Set problem:
The entries below should be given again exactly, minus their pictures.

Records about charts and figures
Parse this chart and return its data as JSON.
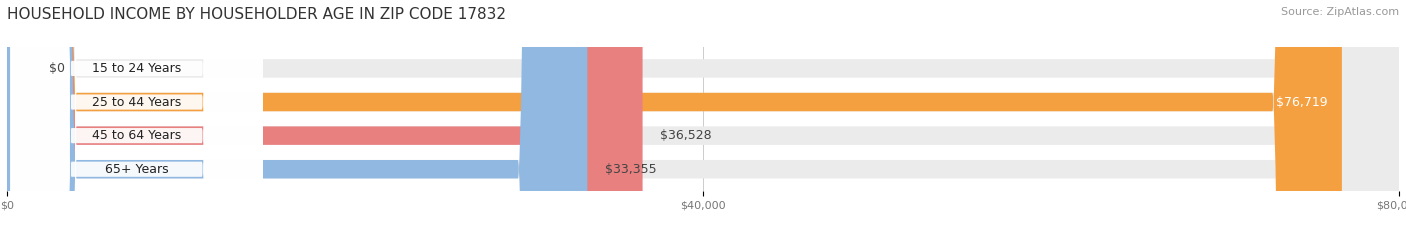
{
  "title": "HOUSEHOLD INCOME BY HOUSEHOLDER AGE IN ZIP CODE 17832",
  "source": "Source: ZipAtlas.com",
  "categories": [
    "15 to 24 Years",
    "25 to 44 Years",
    "45 to 64 Years",
    "65+ Years"
  ],
  "values": [
    0,
    76719,
    36528,
    33355
  ],
  "bar_colors": [
    "#F896A8",
    "#F5A040",
    "#E88080",
    "#90B8E0"
  ],
  "bar_bg_color": "#EBEBEB",
  "bar_labels": [
    "$0",
    "$76,719",
    "$36,528",
    "$33,355"
  ],
  "xlim": [
    0,
    80000
  ],
  "xticks": [
    0,
    40000,
    80000
  ],
  "xtick_labels": [
    "$0",
    "$40,000",
    "$80,000"
  ],
  "background_color": "#FFFFFF",
  "title_fontsize": 11,
  "source_fontsize": 8,
  "bar_height": 0.55,
  "label_fontsize": 9,
  "pill_color": "#FFFFFF"
}
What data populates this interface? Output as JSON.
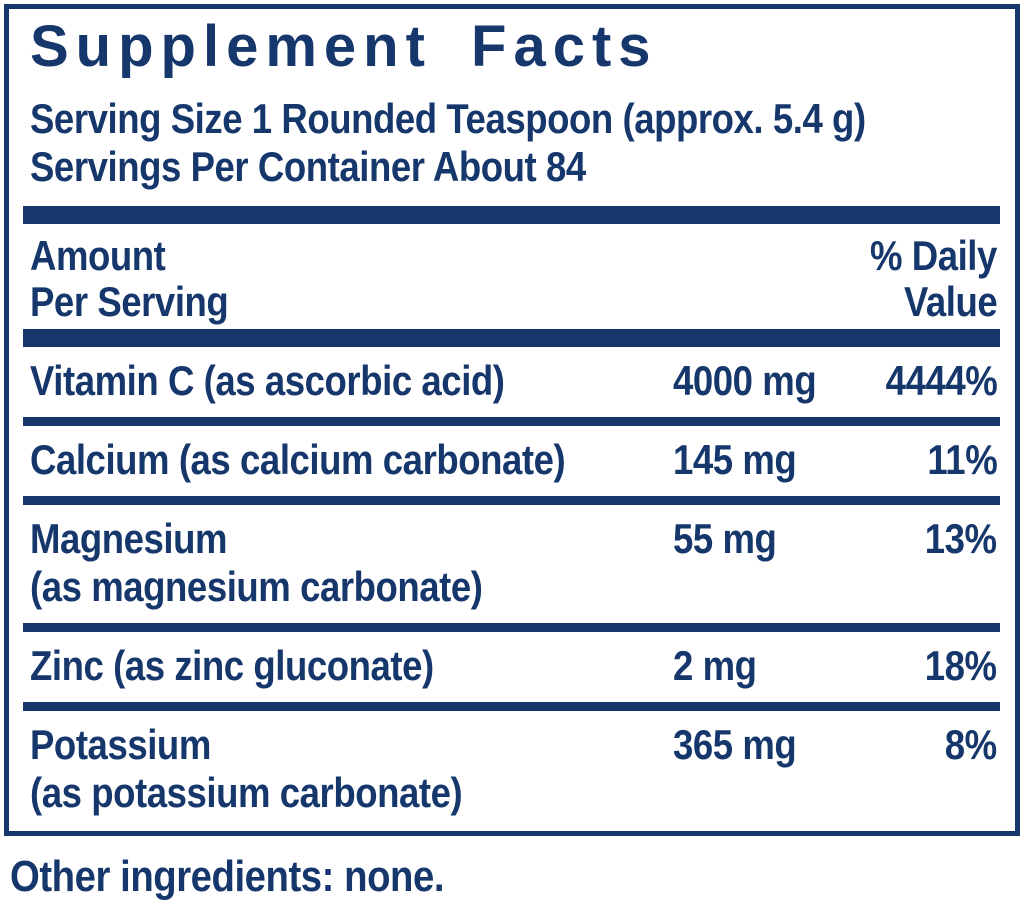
{
  "colors": {
    "navy": "#16376c",
    "background": "#ffffff"
  },
  "panel": {
    "title": "Supplement Facts",
    "serving_size": "Serving Size 1 Rounded Teaspoon (approx. 5.4 g)",
    "servings_per_container": "Servings Per Container About 84",
    "header": {
      "amount_line1": "Amount",
      "amount_line2": "Per Serving",
      "dv_line1": "% Daily",
      "dv_line2": "Value"
    },
    "rows": [
      {
        "name": "Vitamin C (as ascorbic acid)",
        "name_line2": "",
        "amount": "4000 mg",
        "daily_value": "4444%"
      },
      {
        "name": "Calcium (as calcium carbonate)",
        "name_line2": "",
        "amount": "145 mg",
        "daily_value": "11%"
      },
      {
        "name": "Magnesium",
        "name_line2": "(as magnesium carbonate)",
        "amount": "55 mg",
        "daily_value": "13%"
      },
      {
        "name": "Zinc (as zinc gluconate)",
        "name_line2": "",
        "amount": "2 mg",
        "daily_value": "18%"
      },
      {
        "name": "Potassium",
        "name_line2": "(as potassium carbonate)",
        "amount": "365 mg",
        "daily_value": "8%"
      }
    ]
  },
  "footer": {
    "other_ingredients": "Other ingredients: none."
  }
}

Response to the exercise:
Parse this chart and return its data as JSON.
{
  "title": "HOUSEHOLD INCOME BY HOUSEHOLDER AGE IN ZIP CODE 17832",
  "source": "Source: ZipAtlas.com",
  "categories": [
    "15 to 24 Years",
    "25 to 44 Years",
    "45 to 64 Years",
    "65+ Years"
  ],
  "values": [
    0,
    76719,
    36528,
    33355
  ],
  "bar_colors": [
    "#F896A8",
    "#F5A040",
    "#E88080",
    "#90B8E0"
  ],
  "bar_bg_color": "#EBEBEB",
  "bar_labels": [
    "$0",
    "$76,719",
    "$36,528",
    "$33,355"
  ],
  "xlim": [
    0,
    80000
  ],
  "xticks": [
    0,
    40000,
    80000
  ],
  "xtick_labels": [
    "$0",
    "$40,000",
    "$80,000"
  ],
  "background_color": "#FFFFFF",
  "title_fontsize": 11,
  "source_fontsize": 8,
  "bar_height": 0.55,
  "label_fontsize": 9,
  "pill_color": "#FFFFFF"
}
What data populates this interface? Output as JSON.
{
  "colors": {
    "navy": "#16376c",
    "background": "#ffffff"
  },
  "panel": {
    "title": "Supplement Facts",
    "serving_size": "Serving Size 1 Rounded Teaspoon (approx. 5.4 g)",
    "servings_per_container": "Servings Per Container About 84",
    "header": {
      "amount_line1": "Amount",
      "amount_line2": "Per Serving",
      "dv_line1": "% Daily",
      "dv_line2": "Value"
    },
    "rows": [
      {
        "name": "Vitamin C (as ascorbic acid)",
        "name_line2": "",
        "amount": "4000 mg",
        "daily_value": "4444%"
      },
      {
        "name": "Calcium (as calcium carbonate)",
        "name_line2": "",
        "amount": "145 mg",
        "daily_value": "11%"
      },
      {
        "name": "Magnesium",
        "name_line2": "(as magnesium carbonate)",
        "amount": "55 mg",
        "daily_value": "13%"
      },
      {
        "name": "Zinc (as zinc gluconate)",
        "name_line2": "",
        "amount": "2 mg",
        "daily_value": "18%"
      },
      {
        "name": "Potassium",
        "name_line2": "(as potassium carbonate)",
        "amount": "365 mg",
        "daily_value": "8%"
      }
    ]
  },
  "footer": {
    "other_ingredients": "Other ingredients: none."
  }
}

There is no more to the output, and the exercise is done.